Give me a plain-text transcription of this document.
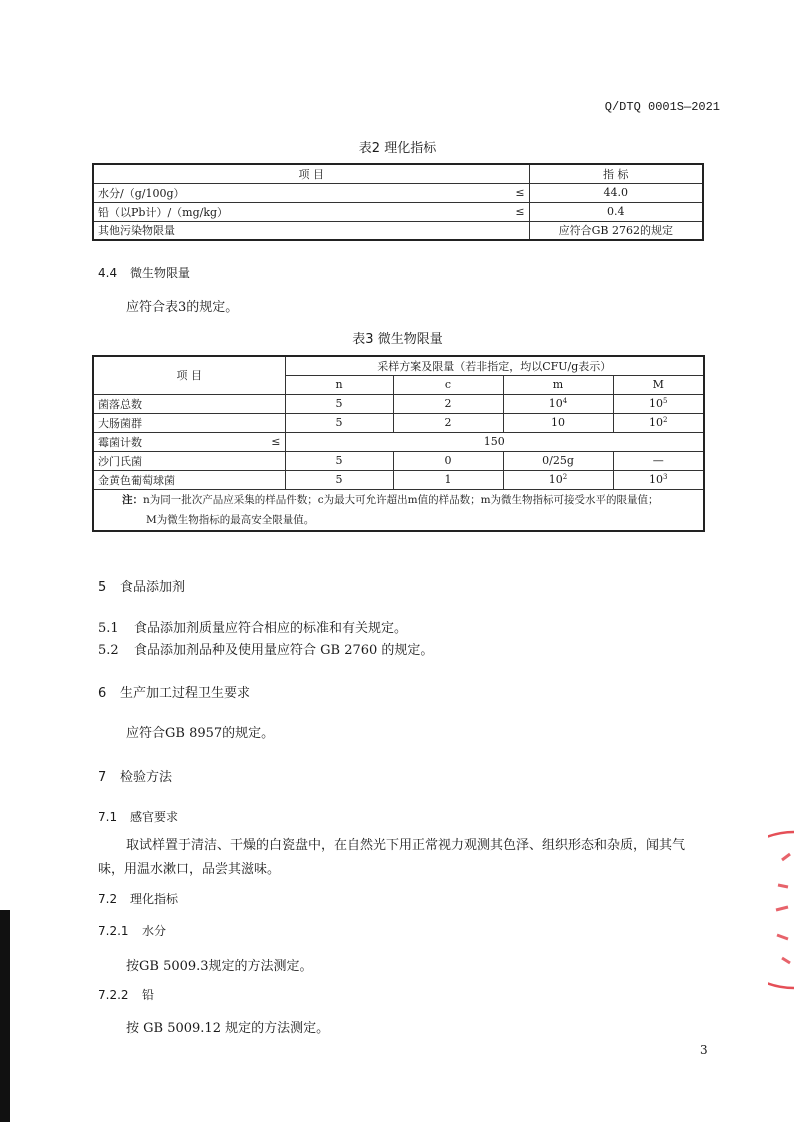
Q/DTQ 0001S—2021
表2 理化指标
项 目		指 标
水分/（g/100g）	≤	44.0
铅（以Pb计）/（mg/kg）	≤	0.4
其他污染物限量		应符合GB 2762的规定
4.4 微生物限量
应符合表3的规定。
表3 微生物限量
项 目		采样方案及限量（若非指定，均以CFU/g表示）			
		n	c	m	M
菌落总数		5	2	$10^4$	$10^5$
大肠菌群		5	2	10	$10^2$
霉菌计数	≤	150			
沙门氏菌		5	0	0/25g	—
金黄色葡萄球菌		5	1	$10^2$	$10^3$

注：n为同一批次产品应采集的样品件数；c为最大可允许超出m值的样品数；m为微生物指标可接受水平的限量值；
M为微生物指标的最高安全限量值。					
5 食品添加剂
5.1 食品添加剂质量应符合相应的标准和有关规定。
5.2 食品添加剂品种及使用量应符合 GB 2760 的规定。
6 生产加工过程卫生要求
应符合GB 8957的规定。
7 检验方法
7.1 感官要求
取试样置于清洁、干燥的白瓷盘中，在自然光下用正常视力观测其色泽、组织形态和杂质，闻其气
味，用温水漱口，品尝其滋味。
7.2 理化指标
7.2.1 水分
按GB 5009.3规定的方法测定。
7.2.2 铅
按 GB 5009.12 规定的方法测定。
3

> [Given problem] Retype all the records shown above, character for character. Omit every picture.

> [The output]
Give me a plain-text transcription of this document.
Q/DTQ 0001S—2021
表2 理化指标
项 目		指 标
水分/（g/100g）	≤	44.0
铅（以Pb计）/（mg/kg）	≤	0.4
其他污染物限量		应符合GB 2762的规定
4.4 微生物限量
应符合表3的规定。
表3 微生物限量
项 目		采样方案及限量（若非指定，均以CFU/g表示）			
		n	c	m	M
菌落总数		5	2	$10^4$	$10^5$
大肠菌群		5	2	10	$10^2$
霉菌计数	≤	150			
沙门氏菌		5	0	0/25g	—
金黄色葡萄球菌		5	1	$10^2$	$10^3$

注：n为同一批次产品应采集的样品件数；c为最大可允许超出m值的样品数；m为微生物指标可接受水平的限量值；
M为微生物指标的最高安全限量值。					
5 食品添加剂
5.1 食品添加剂质量应符合相应的标准和有关规定。
5.2 食品添加剂品种及使用量应符合 GB 2760 的规定。
6 生产加工过程卫生要求
应符合GB 8957的规定。
7 检验方法
7.1 感官要求
取试样置于清洁、干燥的白瓷盘中，在自然光下用正常视力观测其色泽、组织形态和杂质，闻其气
味，用温水漱口，品尝其滋味。
7.2 理化指标
7.2.1 水分
按GB 5009.3规定的方法测定。
7.2.2 铅
按 GB 5009.12 规定的方法测定。
3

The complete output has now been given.